__TASK BRIEF__:
Below is a set of records; restate each one word for word.

__RECORDED INFORMATION__:
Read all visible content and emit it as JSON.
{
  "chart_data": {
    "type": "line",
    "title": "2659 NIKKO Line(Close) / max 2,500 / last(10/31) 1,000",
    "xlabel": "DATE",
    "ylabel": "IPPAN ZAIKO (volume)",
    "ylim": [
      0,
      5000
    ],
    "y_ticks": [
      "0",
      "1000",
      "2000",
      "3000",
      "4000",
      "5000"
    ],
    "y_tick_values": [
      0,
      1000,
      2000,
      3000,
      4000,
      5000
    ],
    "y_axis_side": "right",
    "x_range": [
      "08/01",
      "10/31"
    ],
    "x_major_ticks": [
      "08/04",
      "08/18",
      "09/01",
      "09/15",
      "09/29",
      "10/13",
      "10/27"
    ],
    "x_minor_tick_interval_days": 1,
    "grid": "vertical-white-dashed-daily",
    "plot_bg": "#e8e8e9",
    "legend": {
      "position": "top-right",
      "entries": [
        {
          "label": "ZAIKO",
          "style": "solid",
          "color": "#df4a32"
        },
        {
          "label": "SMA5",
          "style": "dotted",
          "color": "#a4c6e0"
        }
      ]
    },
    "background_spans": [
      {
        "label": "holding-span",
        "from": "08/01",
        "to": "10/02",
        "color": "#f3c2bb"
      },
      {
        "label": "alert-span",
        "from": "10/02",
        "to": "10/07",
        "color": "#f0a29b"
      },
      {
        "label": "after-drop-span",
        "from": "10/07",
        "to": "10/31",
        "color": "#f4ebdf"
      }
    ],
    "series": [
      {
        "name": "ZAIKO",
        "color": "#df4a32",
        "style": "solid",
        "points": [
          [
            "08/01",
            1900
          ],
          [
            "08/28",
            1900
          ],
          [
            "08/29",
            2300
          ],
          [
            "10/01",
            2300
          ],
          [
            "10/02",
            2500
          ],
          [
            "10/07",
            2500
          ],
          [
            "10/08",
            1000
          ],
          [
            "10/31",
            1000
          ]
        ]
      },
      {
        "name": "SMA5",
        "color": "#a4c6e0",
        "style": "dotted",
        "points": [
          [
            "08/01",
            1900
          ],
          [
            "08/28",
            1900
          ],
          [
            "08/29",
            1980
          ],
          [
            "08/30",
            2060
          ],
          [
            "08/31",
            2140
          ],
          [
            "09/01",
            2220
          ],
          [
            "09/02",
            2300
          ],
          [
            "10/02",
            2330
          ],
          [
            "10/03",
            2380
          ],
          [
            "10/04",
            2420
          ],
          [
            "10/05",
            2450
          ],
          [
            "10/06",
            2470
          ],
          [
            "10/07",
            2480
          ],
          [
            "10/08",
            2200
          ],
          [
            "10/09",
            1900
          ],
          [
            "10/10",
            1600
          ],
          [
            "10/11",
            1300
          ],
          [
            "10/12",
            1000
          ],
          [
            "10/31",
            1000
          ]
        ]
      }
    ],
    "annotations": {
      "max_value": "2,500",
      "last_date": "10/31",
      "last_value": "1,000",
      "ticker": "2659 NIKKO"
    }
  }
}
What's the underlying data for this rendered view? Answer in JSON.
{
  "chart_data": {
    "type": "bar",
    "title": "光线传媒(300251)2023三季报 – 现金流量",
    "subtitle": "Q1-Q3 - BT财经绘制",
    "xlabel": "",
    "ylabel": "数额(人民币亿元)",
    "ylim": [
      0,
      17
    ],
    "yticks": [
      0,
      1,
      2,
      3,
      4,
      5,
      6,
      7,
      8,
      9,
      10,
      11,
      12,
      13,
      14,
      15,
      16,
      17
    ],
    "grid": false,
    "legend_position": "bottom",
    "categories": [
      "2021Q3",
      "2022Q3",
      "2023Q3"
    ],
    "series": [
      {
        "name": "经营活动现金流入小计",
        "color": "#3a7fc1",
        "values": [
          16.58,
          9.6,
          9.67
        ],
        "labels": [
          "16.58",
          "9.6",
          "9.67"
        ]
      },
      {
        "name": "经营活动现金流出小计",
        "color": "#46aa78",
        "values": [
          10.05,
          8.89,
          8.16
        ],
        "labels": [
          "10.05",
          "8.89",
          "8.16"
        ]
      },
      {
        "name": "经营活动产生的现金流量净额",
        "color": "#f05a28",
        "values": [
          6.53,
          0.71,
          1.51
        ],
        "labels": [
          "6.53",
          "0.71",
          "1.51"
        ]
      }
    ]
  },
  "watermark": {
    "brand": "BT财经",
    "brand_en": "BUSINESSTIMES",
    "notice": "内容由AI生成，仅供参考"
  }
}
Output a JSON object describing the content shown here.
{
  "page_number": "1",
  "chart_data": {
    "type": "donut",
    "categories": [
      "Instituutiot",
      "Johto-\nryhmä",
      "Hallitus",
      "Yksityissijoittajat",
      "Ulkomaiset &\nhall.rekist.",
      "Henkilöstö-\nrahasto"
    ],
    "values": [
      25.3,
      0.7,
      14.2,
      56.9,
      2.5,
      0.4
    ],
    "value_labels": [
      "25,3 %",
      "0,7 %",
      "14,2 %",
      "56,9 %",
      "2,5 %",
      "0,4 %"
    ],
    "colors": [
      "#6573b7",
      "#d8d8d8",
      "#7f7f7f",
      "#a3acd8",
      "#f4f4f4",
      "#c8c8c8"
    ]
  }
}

__CORRECT OUTPUT__:
Read all visible content and emit it as JSON.
{
  "chart_data": {
    "type": "line",
    "title": "2659 NIKKO Line(Close) / max 2,500 / last(10/31) 1,000",
    "xlabel": "DATE",
    "ylabel": "IPPAN ZAIKO (volume)",
    "ylim": [
      0,
      5000
    ],
    "y_ticks": [
      "0",
      "1000",
      "2000",
      "3000",
      "4000",
      "5000"
    ],
    "y_tick_values": [
      0,
      1000,
      2000,
      3000,
      4000,
      5000
    ],
    "y_axis_side": "right",
    "x_range": [
      "08/01",
      "10/31"
    ],
    "x_major_ticks": [
      "08/04",
      "08/18",
      "09/01",
      "09/15",
      "09/29",
      "10/13",
      "10/27"
    ],
    "x_minor_tick_interval_days": 1,
    "grid": "vertical-white-dashed-daily",
    "plot_bg": "#e8e8e9",
    "legend": {
      "position": "top-right",
      "entries": [
        {
          "label": "ZAIKO",
          "style": "solid",
          "color": "#df4a32"
        },
        {
          "label": "SMA5",
          "style": "dotted",
          "color": "#a4c6e0"
        }
      ]
    },
    "background_spans": [
      {
        "label": "holding-span",
        "from": "08/01",
        "to": "10/02",
        "color": "#f3c2bb"
      },
      {
        "label": "alert-span",
        "from": "10/02",
        "to": "10/07",
        "color": "#f0a29b"
      },
      {
        "label": "after-drop-span",
        "from": "10/07",
        "to": "10/31",
        "color": "#f4ebdf"
      }
    ],
    "series": [
      {
        "name": "ZAIKO",
        "color": "#df4a32",
        "style": "solid",
        "points": [
          [
            "08/01",
            1900
          ],
          [
            "08/28",
            1900
          ],
          [
            "08/29",
            2300
          ],
          [
            "10/01",
            2300
          ],
          [
            "10/02",
            2500
          ],
          [
            "10/07",
            2500
          ],
          [
            "10/08",
            1000
          ],
          [
            "10/31",
            1000
          ]
        ]
      },
      {
        "name": "SMA5",
        "color": "#a4c6e0",
        "style": "dotted",
        "points": [
          [
            "08/01",
            1900
          ],
          [
            "08/28",
            1900
          ],
          [
            "08/29",
            1980
          ],
          [
            "08/30",
            2060
          ],
          [
            "08/31",
            2140
          ],
          [
            "09/01",
            2220
          ],
          [
            "09/02",
            2300
          ],
          [
            "10/02",
            2330
          ],
          [
            "10/03",
            2380
          ],
          [
            "10/04",
            2420
          ],
          [
            "10/05",
            2450
          ],
          [
            "10/06",
            2470
          ],
          [
            "10/07",
            2480
          ],
          [
            "10/08",
            2200
          ],
          [
            "10/09",
            1900
          ],
          [
            "10/10",
            1600
          ],
          [
            "10/11",
            1300
          ],
          [
            "10/12",
            1000
          ],
          [
            "10/31",
            1000
          ]
        ]
      }
    ],
    "annotations": {
      "max_value": "2,500",
      "last_date": "10/31",
      "last_value": "1,000",
      "ticker": "2659 NIKKO"
    }
  }
}
What's the underlying data for this rendered view? Answer in JSON.
{
  "chart_data": {
    "type": "bar",
    "title": "光线传媒(300251)2023三季报 – 现金流量",
    "subtitle": "Q1-Q3 - BT财经绘制",
    "xlabel": "",
    "ylabel": "数额(人民币亿元)",
    "ylim": [
      0,
      17
    ],
    "yticks": [
      0,
      1,
      2,
      3,
      4,
      5,
      6,
      7,
      8,
      9,
      10,
      11,
      12,
      13,
      14,
      15,
      16,
      17
    ],
    "grid": false,
    "legend_position": "bottom",
    "categories": [
      "2021Q3",
      "2022Q3",
      "2023Q3"
    ],
    "series": [
      {
        "name": "经营活动现金流入小计",
        "color": "#3a7fc1",
        "values": [
          16.58,
          9.6,
          9.67
        ],
        "labels": [
          "16.58",
          "9.6",
          "9.67"
        ]
      },
      {
        "name": "经营活动现金流出小计",
        "color": "#46aa78",
        "values": [
          10.05,
          8.89,
          8.16
        ],
        "labels": [
          "10.05",
          "8.89",
          "8.16"
        ]
      },
      {
        "name": "经营活动产生的现金流量净额",
        "color": "#f05a28",
        "values": [
          6.53,
          0.71,
          1.51
        ],
        "labels": [
          "6.53",
          "0.71",
          "1.51"
        ]
      }
    ]
  },
  "watermark": {
    "brand": "BT财经",
    "brand_en": "BUSINESSTIMES",
    "notice": "内容由AI生成，仅供参考"
  }
}
Output a JSON object describing the content shown here.
{
  "page_number": "1",
  "chart_data": {
    "type": "donut",
    "categories": [
      "Instituutiot",
      "Johto-\nryhmä",
      "Hallitus",
      "Yksityissijoittajat",
      "Ulkomaiset &\nhall.rekist.",
      "Henkilöstö-\nrahasto"
    ],
    "values": [
      25.3,
      0.7,
      14.2,
      56.9,
      2.5,
      0.4
    ],
    "value_labels": [
      "25,3 %",
      "0,7 %",
      "14,2 %",
      "56,9 %",
      "2,5 %",
      "0,4 %"
    ],
    "colors": [
      "#6573b7",
      "#d8d8d8",
      "#7f7f7f",
      "#a3acd8",
      "#f4f4f4",
      "#c8c8c8"
    ]
  }
}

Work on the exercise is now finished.